***** Data for the task

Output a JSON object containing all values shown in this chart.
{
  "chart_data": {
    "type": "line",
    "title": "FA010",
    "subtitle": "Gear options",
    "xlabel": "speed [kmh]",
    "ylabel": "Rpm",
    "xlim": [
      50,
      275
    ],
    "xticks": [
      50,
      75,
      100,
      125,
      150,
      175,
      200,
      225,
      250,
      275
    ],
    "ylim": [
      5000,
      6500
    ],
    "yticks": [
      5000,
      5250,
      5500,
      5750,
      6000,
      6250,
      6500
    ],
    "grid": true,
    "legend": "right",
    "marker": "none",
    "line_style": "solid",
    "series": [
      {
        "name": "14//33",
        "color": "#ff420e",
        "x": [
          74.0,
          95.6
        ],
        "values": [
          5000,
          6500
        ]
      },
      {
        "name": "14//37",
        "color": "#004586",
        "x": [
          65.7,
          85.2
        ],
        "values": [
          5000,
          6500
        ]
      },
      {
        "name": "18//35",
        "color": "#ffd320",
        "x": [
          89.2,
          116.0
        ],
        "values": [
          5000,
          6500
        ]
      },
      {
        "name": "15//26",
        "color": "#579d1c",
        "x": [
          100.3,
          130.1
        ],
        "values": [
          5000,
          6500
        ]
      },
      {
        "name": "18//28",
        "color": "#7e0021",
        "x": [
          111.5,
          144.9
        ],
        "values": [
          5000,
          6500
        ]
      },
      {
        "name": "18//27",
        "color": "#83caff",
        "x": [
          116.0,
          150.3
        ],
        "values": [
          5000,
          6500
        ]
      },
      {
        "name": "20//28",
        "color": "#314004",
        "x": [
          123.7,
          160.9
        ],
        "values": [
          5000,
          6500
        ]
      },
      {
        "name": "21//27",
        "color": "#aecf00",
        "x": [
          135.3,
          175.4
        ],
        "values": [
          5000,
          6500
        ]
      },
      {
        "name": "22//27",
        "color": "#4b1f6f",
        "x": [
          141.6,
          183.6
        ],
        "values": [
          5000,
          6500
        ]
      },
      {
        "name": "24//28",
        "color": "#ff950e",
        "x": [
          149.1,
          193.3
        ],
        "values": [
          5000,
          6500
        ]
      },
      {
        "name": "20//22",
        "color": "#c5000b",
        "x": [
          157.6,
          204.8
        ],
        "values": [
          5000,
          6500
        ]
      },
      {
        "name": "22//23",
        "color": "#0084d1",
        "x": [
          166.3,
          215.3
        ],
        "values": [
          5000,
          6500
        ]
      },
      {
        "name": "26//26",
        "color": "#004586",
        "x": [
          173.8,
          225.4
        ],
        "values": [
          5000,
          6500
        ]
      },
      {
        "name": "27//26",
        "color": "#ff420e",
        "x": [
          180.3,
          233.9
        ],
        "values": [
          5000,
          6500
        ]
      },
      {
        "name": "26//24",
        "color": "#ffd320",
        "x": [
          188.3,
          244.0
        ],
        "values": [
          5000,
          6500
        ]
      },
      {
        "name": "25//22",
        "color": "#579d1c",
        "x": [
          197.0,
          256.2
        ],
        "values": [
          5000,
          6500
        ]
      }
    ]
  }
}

**********

Exercise task: Please reproduce every line of the material word for word.

Task solution:
Output a JSON object containing all values shown in this chart.
{
  "chart_data": {
    "type": "line",
    "title": "FA010",
    "subtitle": "Gear options",
    "xlabel": "speed [kmh]",
    "ylabel": "Rpm",
    "xlim": [
      50,
      275
    ],
    "xticks": [
      50,
      75,
      100,
      125,
      150,
      175,
      200,
      225,
      250,
      275
    ],
    "ylim": [
      5000,
      6500
    ],
    "yticks": [
      5000,
      5250,
      5500,
      5750,
      6000,
      6250,
      6500
    ],
    "grid": true,
    "legend": "right",
    "marker": "none",
    "line_style": "solid",
    "series": [
      {
        "name": "14//33",
        "color": "#ff420e",
        "x": [
          74.0,
          95.6
        ],
        "values": [
          5000,
          6500
        ]
      },
      {
        "name": "14//37",
        "color": "#004586",
        "x": [
          65.7,
          85.2
        ],
        "values": [
          5000,
          6500
        ]
      },
      {
        "name": "18//35",
        "color": "#ffd320",
        "x": [
          89.2,
          116.0
        ],
        "values": [
          5000,
          6500
        ]
      },
      {
        "name": "15//26",
        "color": "#579d1c",
        "x": [
          100.3,
          130.1
        ],
        "values": [
          5000,
          6500
        ]
      },
      {
        "name": "18//28",
        "color": "#7e0021",
        "x": [
          111.5,
          144.9
        ],
        "values": [
          5000,
          6500
        ]
      },
      {
        "name": "18//27",
        "color": "#83caff",
        "x": [
          116.0,
          150.3
        ],
        "values": [
          5000,
          6500
        ]
      },
      {
        "name": "20//28",
        "color": "#314004",
        "x": [
          123.7,
          160.9
        ],
        "values": [
          5000,
          6500
        ]
      },
      {
        "name": "21//27",
        "color": "#aecf00",
        "x": [
          135.3,
          175.4
        ],
        "values": [
          5000,
          6500
        ]
      },
      {
        "name": "22//27",
        "color": "#4b1f6f",
        "x": [
          141.6,
          183.6
        ],
        "values": [
          5000,
          6500
        ]
      },
      {
        "name": "24//28",
        "color": "#ff950e",
        "x": [
          149.1,
          193.3
        ],
        "values": [
          5000,
          6500
        ]
      },
      {
        "name": "20//22",
        "color": "#c5000b",
        "x": [
          157.6,
          204.8
        ],
        "values": [
          5000,
          6500
        ]
      },
      {
        "name": "22//23",
        "color": "#0084d1",
        "x": [
          166.3,
          215.3
        ],
        "values": [
          5000,
          6500
        ]
      },
      {
        "name": "26//26",
        "color": "#004586",
        "x": [
          173.8,
          225.4
        ],
        "values": [
          5000,
          6500
        ]
      },
      {
        "name": "27//26",
        "color": "#ff420e",
        "x": [
          180.3,
          233.9
        ],
        "values": [
          5000,
          6500
        ]
      },
      {
        "name": "26//24",
        "color": "#ffd320",
        "x": [
          188.3,
          244.0
        ],
        "values": [
          5000,
          6500
        ]
      },
      {
        "name": "25//22",
        "color": "#579d1c",
        "x": [
          197.0,
          256.2
        ],
        "values": [
          5000,
          6500
        ]
      }
    ]
  }
}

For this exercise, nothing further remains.